Exercise task
Skip every picture and transcribe the remaining material exactly.

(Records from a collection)
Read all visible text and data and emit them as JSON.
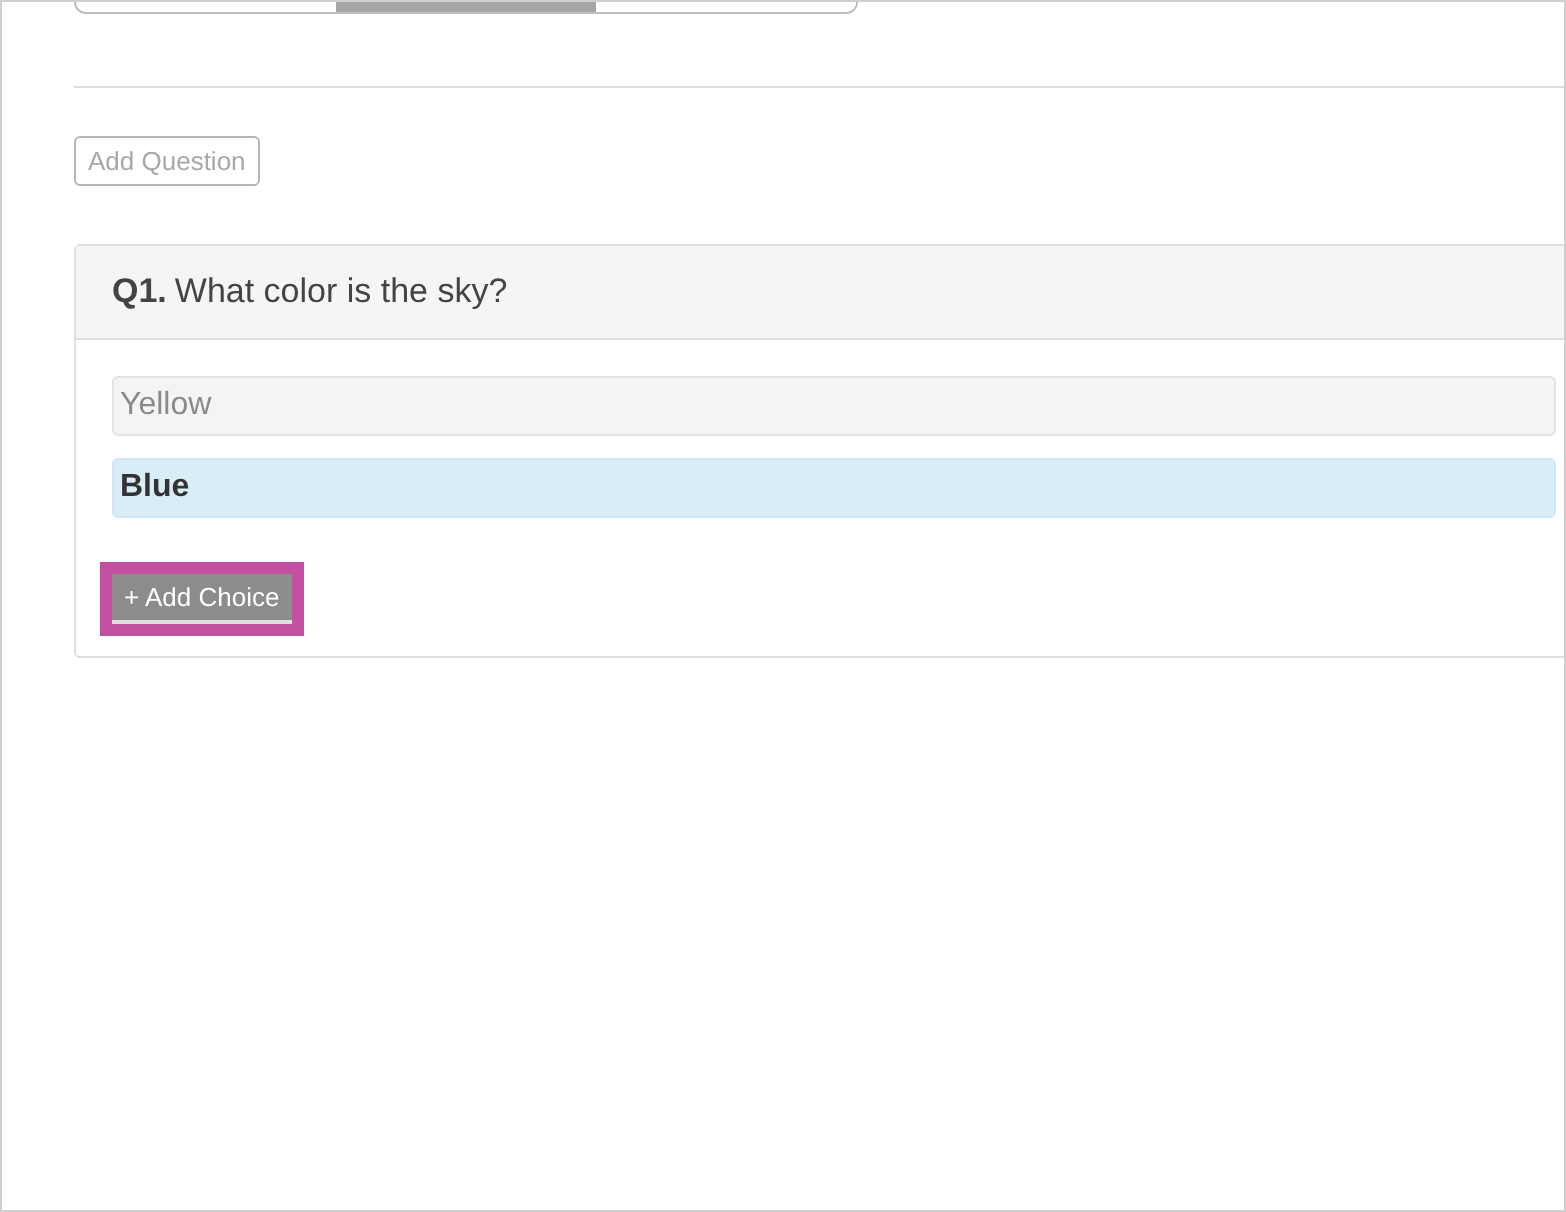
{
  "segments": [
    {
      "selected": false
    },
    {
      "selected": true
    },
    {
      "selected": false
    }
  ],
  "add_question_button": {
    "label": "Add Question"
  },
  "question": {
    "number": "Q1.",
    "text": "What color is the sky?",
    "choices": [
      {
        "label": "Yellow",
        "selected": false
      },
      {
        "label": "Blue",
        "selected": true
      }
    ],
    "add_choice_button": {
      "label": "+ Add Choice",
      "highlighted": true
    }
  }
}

Task result
Read all visible text and data and emit them as JSON.
{
  "segments": [
    {
      "selected": false
    },
    {
      "selected": true
    },
    {
      "selected": false
    }
  ],
  "add_question_button": {
    "label": "Add Question"
  },
  "question": {
    "number": "Q1.",
    "text": "What color is the sky?",
    "choices": [
      {
        "label": "Yellow",
        "selected": false
      },
      {
        "label": "Blue",
        "selected": true
      }
    ],
    "add_choice_button": {
      "label": "+ Add Choice",
      "highlighted": true
    }
  }
}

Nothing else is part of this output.